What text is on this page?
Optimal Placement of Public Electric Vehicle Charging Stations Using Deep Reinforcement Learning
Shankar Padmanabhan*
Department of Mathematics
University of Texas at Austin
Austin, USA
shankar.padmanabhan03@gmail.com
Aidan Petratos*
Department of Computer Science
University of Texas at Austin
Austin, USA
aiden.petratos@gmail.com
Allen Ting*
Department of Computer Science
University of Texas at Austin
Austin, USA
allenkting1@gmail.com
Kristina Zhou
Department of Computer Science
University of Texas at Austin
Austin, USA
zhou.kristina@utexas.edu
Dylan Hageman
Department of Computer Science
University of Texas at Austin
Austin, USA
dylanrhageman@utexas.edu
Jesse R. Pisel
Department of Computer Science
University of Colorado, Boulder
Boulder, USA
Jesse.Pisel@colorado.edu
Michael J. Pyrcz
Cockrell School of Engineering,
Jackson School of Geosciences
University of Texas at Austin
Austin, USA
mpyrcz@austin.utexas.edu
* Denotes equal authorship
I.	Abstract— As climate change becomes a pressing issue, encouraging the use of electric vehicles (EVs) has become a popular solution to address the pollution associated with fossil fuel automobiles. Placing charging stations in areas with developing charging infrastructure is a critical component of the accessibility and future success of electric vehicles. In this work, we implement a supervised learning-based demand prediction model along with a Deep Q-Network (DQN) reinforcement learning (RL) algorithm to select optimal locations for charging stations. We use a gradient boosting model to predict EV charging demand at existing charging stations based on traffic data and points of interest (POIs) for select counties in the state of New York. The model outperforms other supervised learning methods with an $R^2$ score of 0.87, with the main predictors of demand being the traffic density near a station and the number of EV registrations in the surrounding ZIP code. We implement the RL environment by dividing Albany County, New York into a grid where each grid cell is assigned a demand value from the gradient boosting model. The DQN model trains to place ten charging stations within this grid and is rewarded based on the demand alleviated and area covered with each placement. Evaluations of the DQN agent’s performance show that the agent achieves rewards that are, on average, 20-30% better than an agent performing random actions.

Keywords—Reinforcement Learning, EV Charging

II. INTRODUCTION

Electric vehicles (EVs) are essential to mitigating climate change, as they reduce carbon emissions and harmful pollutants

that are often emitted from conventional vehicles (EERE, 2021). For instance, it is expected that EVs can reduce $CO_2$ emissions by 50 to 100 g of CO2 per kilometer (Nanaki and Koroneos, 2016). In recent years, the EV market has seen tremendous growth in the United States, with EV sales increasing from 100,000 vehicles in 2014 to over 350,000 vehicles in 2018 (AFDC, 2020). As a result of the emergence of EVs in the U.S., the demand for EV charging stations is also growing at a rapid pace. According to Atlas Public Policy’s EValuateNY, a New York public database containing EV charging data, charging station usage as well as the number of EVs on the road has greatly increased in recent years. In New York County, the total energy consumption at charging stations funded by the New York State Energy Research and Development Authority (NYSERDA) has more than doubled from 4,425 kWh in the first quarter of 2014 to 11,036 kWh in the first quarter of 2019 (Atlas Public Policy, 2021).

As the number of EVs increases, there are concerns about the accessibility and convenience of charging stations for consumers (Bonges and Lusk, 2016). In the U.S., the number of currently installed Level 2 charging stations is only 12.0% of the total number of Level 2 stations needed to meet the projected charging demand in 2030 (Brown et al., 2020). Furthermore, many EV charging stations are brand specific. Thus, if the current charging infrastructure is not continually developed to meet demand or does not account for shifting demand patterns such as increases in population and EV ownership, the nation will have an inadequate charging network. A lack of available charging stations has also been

Your task »
Pull out every line in the data above that has the word "Pisel".

Complete answer »
Jesse R. Pisel
Jesse.Pisel@colorado.edu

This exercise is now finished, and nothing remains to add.